§ **Given exercise**: Copy every line of the records below word for word, without changing anything.

§ **Materials provided**:
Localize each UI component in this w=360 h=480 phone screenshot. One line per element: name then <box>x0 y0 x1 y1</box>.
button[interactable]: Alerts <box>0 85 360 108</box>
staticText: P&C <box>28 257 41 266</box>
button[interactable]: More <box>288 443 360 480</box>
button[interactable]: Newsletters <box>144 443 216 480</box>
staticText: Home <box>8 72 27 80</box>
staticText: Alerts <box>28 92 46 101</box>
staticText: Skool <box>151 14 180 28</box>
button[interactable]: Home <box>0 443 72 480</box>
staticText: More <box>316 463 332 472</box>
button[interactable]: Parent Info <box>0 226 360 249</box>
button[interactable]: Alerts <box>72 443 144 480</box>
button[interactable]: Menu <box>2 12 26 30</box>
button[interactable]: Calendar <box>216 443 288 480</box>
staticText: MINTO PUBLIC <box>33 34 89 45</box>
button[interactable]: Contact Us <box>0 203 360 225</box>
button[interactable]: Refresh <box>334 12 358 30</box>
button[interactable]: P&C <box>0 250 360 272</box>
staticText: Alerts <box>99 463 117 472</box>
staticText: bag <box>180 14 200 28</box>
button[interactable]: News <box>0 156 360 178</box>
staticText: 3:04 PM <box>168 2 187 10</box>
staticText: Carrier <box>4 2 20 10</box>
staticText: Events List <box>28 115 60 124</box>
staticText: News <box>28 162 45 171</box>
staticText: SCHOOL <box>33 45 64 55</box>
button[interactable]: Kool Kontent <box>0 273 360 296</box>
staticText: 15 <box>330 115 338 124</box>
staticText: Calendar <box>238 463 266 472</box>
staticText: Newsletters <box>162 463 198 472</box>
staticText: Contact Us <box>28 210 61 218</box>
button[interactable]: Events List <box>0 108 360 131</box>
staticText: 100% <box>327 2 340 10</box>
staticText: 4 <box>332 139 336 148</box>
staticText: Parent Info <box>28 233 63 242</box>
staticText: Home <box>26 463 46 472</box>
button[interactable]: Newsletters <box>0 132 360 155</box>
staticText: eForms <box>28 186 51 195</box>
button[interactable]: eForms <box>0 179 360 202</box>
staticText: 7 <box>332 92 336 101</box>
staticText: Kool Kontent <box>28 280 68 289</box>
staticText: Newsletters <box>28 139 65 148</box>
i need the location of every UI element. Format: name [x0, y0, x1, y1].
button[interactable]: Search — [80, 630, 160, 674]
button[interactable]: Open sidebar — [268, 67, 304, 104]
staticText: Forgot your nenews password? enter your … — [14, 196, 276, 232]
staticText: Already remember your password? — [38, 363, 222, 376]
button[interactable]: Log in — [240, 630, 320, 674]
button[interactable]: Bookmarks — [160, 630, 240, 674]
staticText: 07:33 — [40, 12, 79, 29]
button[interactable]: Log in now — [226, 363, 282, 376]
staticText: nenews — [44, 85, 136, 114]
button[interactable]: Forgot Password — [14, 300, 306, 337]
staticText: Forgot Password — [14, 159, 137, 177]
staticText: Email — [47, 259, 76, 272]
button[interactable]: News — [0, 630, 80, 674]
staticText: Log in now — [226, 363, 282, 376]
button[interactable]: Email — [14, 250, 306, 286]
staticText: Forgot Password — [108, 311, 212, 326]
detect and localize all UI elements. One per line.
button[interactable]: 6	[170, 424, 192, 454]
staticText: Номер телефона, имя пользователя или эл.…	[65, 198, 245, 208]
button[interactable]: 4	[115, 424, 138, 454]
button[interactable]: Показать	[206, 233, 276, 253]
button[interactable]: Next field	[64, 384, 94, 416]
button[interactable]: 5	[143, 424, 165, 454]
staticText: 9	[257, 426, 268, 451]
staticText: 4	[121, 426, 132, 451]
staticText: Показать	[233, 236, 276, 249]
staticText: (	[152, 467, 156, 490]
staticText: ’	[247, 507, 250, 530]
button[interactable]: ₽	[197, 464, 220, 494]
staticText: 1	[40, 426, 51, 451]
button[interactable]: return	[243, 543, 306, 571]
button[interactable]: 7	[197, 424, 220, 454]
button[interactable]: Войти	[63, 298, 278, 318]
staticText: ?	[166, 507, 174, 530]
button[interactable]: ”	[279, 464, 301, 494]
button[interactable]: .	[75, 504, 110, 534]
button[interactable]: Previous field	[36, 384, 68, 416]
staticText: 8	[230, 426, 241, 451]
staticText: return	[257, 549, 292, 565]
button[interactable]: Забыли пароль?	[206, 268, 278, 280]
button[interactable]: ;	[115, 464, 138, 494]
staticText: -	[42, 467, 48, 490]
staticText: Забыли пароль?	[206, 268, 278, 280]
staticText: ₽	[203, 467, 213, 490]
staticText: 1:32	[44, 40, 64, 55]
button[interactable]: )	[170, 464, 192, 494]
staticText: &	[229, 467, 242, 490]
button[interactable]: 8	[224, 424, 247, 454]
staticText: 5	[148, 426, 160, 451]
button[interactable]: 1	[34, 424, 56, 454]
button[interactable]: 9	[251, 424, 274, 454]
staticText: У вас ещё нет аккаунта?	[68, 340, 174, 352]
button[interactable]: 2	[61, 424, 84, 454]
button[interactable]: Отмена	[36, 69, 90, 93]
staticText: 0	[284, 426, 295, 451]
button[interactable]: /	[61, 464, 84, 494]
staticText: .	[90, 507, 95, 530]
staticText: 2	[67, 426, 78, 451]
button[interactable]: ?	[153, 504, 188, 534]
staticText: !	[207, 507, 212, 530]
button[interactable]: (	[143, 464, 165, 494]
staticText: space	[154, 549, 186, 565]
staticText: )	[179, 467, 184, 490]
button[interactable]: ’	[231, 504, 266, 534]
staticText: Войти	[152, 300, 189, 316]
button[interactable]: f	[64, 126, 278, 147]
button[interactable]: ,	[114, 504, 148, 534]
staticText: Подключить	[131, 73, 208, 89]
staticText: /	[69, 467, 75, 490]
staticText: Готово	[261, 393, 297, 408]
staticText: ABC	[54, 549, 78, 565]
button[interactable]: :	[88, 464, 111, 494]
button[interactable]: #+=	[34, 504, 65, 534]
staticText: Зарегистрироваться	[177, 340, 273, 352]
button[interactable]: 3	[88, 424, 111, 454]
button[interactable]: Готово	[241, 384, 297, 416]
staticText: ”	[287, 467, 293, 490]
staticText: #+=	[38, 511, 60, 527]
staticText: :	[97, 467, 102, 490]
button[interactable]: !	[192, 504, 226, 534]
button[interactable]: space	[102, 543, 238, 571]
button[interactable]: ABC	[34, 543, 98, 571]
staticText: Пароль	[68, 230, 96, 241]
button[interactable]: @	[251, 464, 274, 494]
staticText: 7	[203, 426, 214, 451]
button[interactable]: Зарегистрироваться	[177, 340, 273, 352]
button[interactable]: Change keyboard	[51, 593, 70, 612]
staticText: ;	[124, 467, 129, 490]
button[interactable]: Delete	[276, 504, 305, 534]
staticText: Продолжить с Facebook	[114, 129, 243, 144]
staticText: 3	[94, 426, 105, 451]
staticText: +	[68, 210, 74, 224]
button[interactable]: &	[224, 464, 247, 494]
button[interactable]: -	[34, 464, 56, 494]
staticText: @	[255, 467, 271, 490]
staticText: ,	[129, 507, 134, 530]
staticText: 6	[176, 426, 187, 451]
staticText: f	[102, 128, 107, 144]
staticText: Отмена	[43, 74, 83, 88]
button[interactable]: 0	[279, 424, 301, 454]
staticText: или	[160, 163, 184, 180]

§ **Exercise answer**:
Localize each UI component in this w=360 h=480 phone screenshot. One line per element: name then <box>x0 y0 x1 y1</box>.
button[interactable]: Alerts <box>0 85 360 108</box>
staticText: P&C <box>28 257 41 266</box>
button[interactable]: More <box>288 443 360 480</box>
button[interactable]: Newsletters <box>144 443 216 480</box>
staticText: Home <box>8 72 27 80</box>
staticText: Alerts <box>28 92 46 101</box>
staticText: Skool <box>151 14 180 28</box>
button[interactable]: Home <box>0 443 72 480</box>
staticText: More <box>316 463 332 472</box>
button[interactable]: Parent Info <box>0 226 360 249</box>
button[interactable]: Alerts <box>72 443 144 480</box>
button[interactable]: Menu <box>2 12 26 30</box>
button[interactable]: Calendar <box>216 443 288 480</box>
staticText: MINTO PUBLIC <box>33 34 89 45</box>
button[interactable]: Contact Us <box>0 203 360 225</box>
button[interactable]: Refresh <box>334 12 358 30</box>
button[interactable]: P&C <box>0 250 360 272</box>
staticText: Alerts <box>99 463 117 472</box>
staticText: bag <box>180 14 200 28</box>
button[interactable]: News <box>0 156 360 178</box>
staticText: 3:04 PM <box>168 2 187 10</box>
staticText: Carrier <box>4 2 20 10</box>
staticText: Events List <box>28 115 60 124</box>
staticText: News <box>28 162 45 171</box>
staticText: SCHOOL <box>33 45 64 55</box>
button[interactable]: Kool Kontent <box>0 273 360 296</box>
staticText: 15 <box>330 115 338 124</box>
staticText: Calendar <box>238 463 266 472</box>
staticText: Newsletters <box>162 463 198 472</box>
staticText: Contact Us <box>28 210 61 218</box>
button[interactable]: Events List <box>0 108 360 131</box>
staticText: 100% <box>327 2 340 10</box>
staticText: 4 <box>332 139 336 148</box>
staticText: Parent Info <box>28 233 63 242</box>
staticText: Home <box>26 463 46 472</box>
button[interactable]: Newsletters <box>0 132 360 155</box>
staticText: eForms <box>28 186 51 195</box>
button[interactable]: eForms <box>0 179 360 202</box>
staticText: 7 <box>332 92 336 101</box>
staticText: Kool Kontent <box>28 280 68 289</box>
staticText: Newsletters <box>28 139 65 148</box>
i need the location of every UI element. Format: name [x0, y0, x1, y1].
button[interactable]: Search — [80, 630, 160, 674]
button[interactable]: Open sidebar — [268, 67, 304, 104]
staticText: Forgot your nenews password? enter your … — [14, 196, 276, 232]
staticText: Already remember your password? — [38, 363, 222, 376]
button[interactable]: Log in — [240, 630, 320, 674]
button[interactable]: Bookmarks — [160, 630, 240, 674]
staticText: 07:33 — [40, 12, 79, 29]
button[interactable]: Log in now — [226, 363, 282, 376]
staticText: nenews — [44, 85, 136, 114]
button[interactable]: Forgot Password — [14, 300, 306, 337]
staticText: Forgot Password — [14, 159, 137, 177]
staticText: Email — [47, 259, 76, 272]
button[interactable]: News — [0, 630, 80, 674]
staticText: Log in now — [226, 363, 282, 376]
button[interactable]: Email — [14, 250, 306, 286]
staticText: Forgot Password — [108, 311, 212, 326]
detect and localize all UI elements. One per line.
button[interactable]: 6	[170, 424, 192, 454]
staticText: Номер телефона, имя пользователя или эл.…	[65, 198, 245, 208]
button[interactable]: 4	[115, 424, 138, 454]
button[interactable]: Показать	[206, 233, 276, 253]
button[interactable]: Next field	[64, 384, 94, 416]
button[interactable]: 5	[143, 424, 165, 454]
staticText: 9	[257, 426, 268, 451]
staticText: 4	[121, 426, 132, 451]
staticText: Показать	[233, 236, 276, 249]
staticText: (	[152, 467, 156, 490]
staticText: ’	[247, 507, 250, 530]
button[interactable]: ₽	[197, 464, 220, 494]
staticText: 1	[40, 426, 51, 451]
button[interactable]: return	[243, 543, 306, 571]
button[interactable]: 7	[197, 424, 220, 454]
button[interactable]: Войти	[63, 298, 278, 318]
staticText: ?	[166, 507, 174, 530]
button[interactable]: ”	[279, 464, 301, 494]
button[interactable]: .	[75, 504, 110, 534]
button[interactable]: Previous field	[36, 384, 68, 416]
staticText: 8	[230, 426, 241, 451]
staticText: return	[257, 549, 292, 565]
button[interactable]: Забыли пароль?	[206, 268, 278, 280]
button[interactable]: ;	[115, 464, 138, 494]
staticText: -	[42, 467, 48, 490]
staticText: Забыли пароль?	[206, 268, 278, 280]
staticText: ₽	[203, 467, 213, 490]
staticText: 1:32	[44, 40, 64, 55]
button[interactable]: )	[170, 464, 192, 494]
staticText: &	[229, 467, 242, 490]
button[interactable]: 8	[224, 424, 247, 454]
staticText: 5	[148, 426, 160, 451]
button[interactable]: 1	[34, 424, 56, 454]
button[interactable]: 9	[251, 424, 274, 454]
staticText: У вас ещё нет аккаунта?	[68, 340, 174, 352]
button[interactable]: 2	[61, 424, 84, 454]
button[interactable]: Отмена	[36, 69, 90, 93]
staticText: 0	[284, 426, 295, 451]
button[interactable]: /	[61, 464, 84, 494]
staticText: .	[90, 507, 95, 530]
staticText: 2	[67, 426, 78, 451]
button[interactable]: ?	[153, 504, 188, 534]
staticText: !	[207, 507, 212, 530]
button[interactable]: (	[143, 464, 165, 494]
staticText: space	[154, 549, 186, 565]
staticText: )	[179, 467, 184, 490]
button[interactable]: ’	[231, 504, 266, 534]
staticText: Войти	[152, 300, 189, 316]
button[interactable]: f	[64, 126, 278, 147]
button[interactable]: ,	[114, 504, 148, 534]
staticText: Подключить	[131, 73, 208, 89]
staticText: /	[69, 467, 75, 490]
staticText: Готово	[261, 393, 297, 408]
staticText: ABC	[54, 549, 78, 565]
button[interactable]: :	[88, 464, 111, 494]
button[interactable]: #+=	[34, 504, 65, 534]
staticText: Зарегистрироваться	[177, 340, 273, 352]
button[interactable]: 3	[88, 424, 111, 454]
button[interactable]: Готово	[241, 384, 297, 416]
staticText: ”	[287, 467, 293, 490]
staticText: #+=	[38, 511, 60, 527]
staticText: :	[97, 467, 102, 490]
button[interactable]: !	[192, 504, 226, 534]
button[interactable]: space	[102, 543, 238, 571]
button[interactable]: ABC	[34, 543, 98, 571]
staticText: Пароль	[68, 230, 96, 241]
button[interactable]: @	[251, 464, 274, 494]
staticText: 7	[203, 426, 214, 451]
button[interactable]: Зарегистрироваться	[177, 340, 273, 352]
button[interactable]: Change keyboard	[51, 593, 70, 612]
staticText: ;	[124, 467, 129, 490]
button[interactable]: Delete	[276, 504, 305, 534]
staticText: Продолжить с Facebook	[114, 129, 243, 144]
staticText: 3	[94, 426, 105, 451]
staticText: +	[68, 210, 74, 224]
button[interactable]: &	[224, 464, 247, 494]
button[interactable]: -	[34, 464, 56, 494]
staticText: @	[255, 467, 271, 490]
staticText: ,	[129, 507, 134, 530]
staticText: 6	[176, 426, 187, 451]
staticText: f	[102, 128, 107, 144]
staticText: Отмена	[43, 74, 83, 88]
button[interactable]: 0	[279, 424, 301, 454]
staticText: или	[160, 163, 184, 180]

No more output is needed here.